* **Supplied records**
* START *
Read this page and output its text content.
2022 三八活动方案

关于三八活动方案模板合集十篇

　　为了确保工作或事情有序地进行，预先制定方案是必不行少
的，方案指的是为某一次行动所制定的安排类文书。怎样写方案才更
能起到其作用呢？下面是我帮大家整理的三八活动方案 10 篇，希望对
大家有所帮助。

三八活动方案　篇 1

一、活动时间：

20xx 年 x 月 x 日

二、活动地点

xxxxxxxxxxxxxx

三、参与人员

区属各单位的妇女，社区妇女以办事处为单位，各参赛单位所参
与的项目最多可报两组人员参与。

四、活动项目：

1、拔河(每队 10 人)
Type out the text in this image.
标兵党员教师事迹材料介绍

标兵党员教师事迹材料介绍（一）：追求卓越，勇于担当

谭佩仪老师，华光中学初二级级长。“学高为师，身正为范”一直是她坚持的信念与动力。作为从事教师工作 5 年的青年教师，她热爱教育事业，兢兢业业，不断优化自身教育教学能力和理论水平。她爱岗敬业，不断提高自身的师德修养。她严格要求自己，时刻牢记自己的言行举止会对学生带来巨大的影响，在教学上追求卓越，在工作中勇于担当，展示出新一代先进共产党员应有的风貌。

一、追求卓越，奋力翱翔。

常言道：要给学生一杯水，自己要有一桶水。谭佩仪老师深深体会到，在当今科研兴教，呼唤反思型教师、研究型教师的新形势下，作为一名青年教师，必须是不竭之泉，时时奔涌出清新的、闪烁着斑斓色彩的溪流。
* END *
* **Brief**
Everything from the line containing "Type out the text in this image." to the last line of the entries above should be quoted exactly, and only that.

* **Written response**
Type out the text in this image.
标兵党员教师事迹材料介绍

标兵党员教师事迹材料介绍（一）：追求卓越，勇于担当

谭佩仪老师，华光中学初二级级长。“学高为师，身正为范”一直是她坚持的信念与动力。作为从事教师工作 5 年的青年教师，她热爱教育事业，兢兢业业，不断优化自身教育教学能力和理论水平。她爱岗敬业，不断提高自身的师德修养。她严格要求自己，时刻牢记自己的言行举止会对学生带来巨大的影响，在教学上追求卓越，在工作中勇于担当，展示出新一代先进共产党员应有的风貌。

一、追求卓越，奋力翱翔。

常言道：要给学生一杯水，自己要有一桶水。谭佩仪老师深深体会到，在当今科研兴教，呼唤反思型教师、研究型教师的新形势下，作为一名青年教师，必须是不竭之泉，时时奔涌出清新的、闪烁着斑斓色彩的溪流。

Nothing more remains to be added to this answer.